Dataset ▸
**********

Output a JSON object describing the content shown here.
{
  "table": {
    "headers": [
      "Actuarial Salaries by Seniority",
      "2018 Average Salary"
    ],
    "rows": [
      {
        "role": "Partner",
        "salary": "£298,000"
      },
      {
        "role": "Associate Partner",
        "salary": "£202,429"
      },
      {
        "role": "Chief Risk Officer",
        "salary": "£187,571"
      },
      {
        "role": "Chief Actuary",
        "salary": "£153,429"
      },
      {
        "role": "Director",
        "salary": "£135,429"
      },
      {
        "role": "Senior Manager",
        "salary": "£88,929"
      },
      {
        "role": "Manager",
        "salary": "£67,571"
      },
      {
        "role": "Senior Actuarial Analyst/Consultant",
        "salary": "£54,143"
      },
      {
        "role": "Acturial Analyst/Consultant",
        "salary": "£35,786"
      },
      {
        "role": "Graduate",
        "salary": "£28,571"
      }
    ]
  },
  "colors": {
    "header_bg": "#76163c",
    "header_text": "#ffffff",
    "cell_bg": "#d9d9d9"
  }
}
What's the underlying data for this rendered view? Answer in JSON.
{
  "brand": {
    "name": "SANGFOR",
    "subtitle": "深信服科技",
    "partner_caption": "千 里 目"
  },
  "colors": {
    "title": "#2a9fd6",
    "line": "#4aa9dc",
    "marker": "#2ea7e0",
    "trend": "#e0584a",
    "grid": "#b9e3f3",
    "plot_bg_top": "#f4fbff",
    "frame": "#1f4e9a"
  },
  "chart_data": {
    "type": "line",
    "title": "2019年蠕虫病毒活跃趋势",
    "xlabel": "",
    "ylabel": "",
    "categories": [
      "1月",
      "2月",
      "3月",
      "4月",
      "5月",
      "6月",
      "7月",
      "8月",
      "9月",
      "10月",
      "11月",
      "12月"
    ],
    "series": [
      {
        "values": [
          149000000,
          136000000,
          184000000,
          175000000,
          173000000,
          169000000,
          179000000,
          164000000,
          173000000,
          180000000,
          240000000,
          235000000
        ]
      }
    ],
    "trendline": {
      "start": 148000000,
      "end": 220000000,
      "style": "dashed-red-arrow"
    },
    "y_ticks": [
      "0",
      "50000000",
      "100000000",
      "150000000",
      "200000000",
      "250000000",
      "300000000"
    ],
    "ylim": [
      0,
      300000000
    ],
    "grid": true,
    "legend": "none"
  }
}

**********

Exercise aim ▸ Reproduce every entry shown above, precisely as it stands.

Result of the exercise ▸
Output a JSON object describing the content shown here.
{
  "table": {
    "headers": [
      "Actuarial Salaries by Seniority",
      "2018 Average Salary"
    ],
    "rows": [
      {
        "role": "Partner",
        "salary": "£298,000"
      },
      {
        "role": "Associate Partner",
        "salary": "£202,429"
      },
      {
        "role": "Chief Risk Officer",
        "salary": "£187,571"
      },
      {
        "role": "Chief Actuary",
        "salary": "£153,429"
      },
      {
        "role": "Director",
        "salary": "£135,429"
      },
      {
        "role": "Senior Manager",
        "salary": "£88,929"
      },
      {
        "role": "Manager",
        "salary": "£67,571"
      },
      {
        "role": "Senior Actuarial Analyst/Consultant",
        "salary": "£54,143"
      },
      {
        "role": "Acturial Analyst/Consultant",
        "salary": "£35,786"
      },
      {
        "role": "Graduate",
        "salary": "£28,571"
      }
    ]
  },
  "colors": {
    "header_bg": "#76163c",
    "header_text": "#ffffff",
    "cell_bg": "#d9d9d9"
  }
}
What's the underlying data for this rendered view? Answer in JSON.
{
  "brand": {
    "name": "SANGFOR",
    "subtitle": "深信服科技",
    "partner_caption": "千 里 目"
  },
  "colors": {
    "title": "#2a9fd6",
    "line": "#4aa9dc",
    "marker": "#2ea7e0",
    "trend": "#e0584a",
    "grid": "#b9e3f3",
    "plot_bg_top": "#f4fbff",
    "frame": "#1f4e9a"
  },
  "chart_data": {
    "type": "line",
    "title": "2019年蠕虫病毒活跃趋势",
    "xlabel": "",
    "ylabel": "",
    "categories": [
      "1月",
      "2月",
      "3月",
      "4月",
      "5月",
      "6月",
      "7月",
      "8月",
      "9月",
      "10月",
      "11月",
      "12月"
    ],
    "series": [
      {
        "values": [
          149000000,
          136000000,
          184000000,
          175000000,
          173000000,
          169000000,
          179000000,
          164000000,
          173000000,
          180000000,
          240000000,
          235000000
        ]
      }
    ],
    "trendline": {
      "start": 148000000,
      "end": 220000000,
      "style": "dashed-red-arrow"
    },
    "y_ticks": [
      "0",
      "50000000",
      "100000000",
      "150000000",
      "200000000",
      "250000000",
      "300000000"
    ],
    "ylim": [
      0,
      300000000
    ],
    "grid": true,
    "legend": "none"
  }
}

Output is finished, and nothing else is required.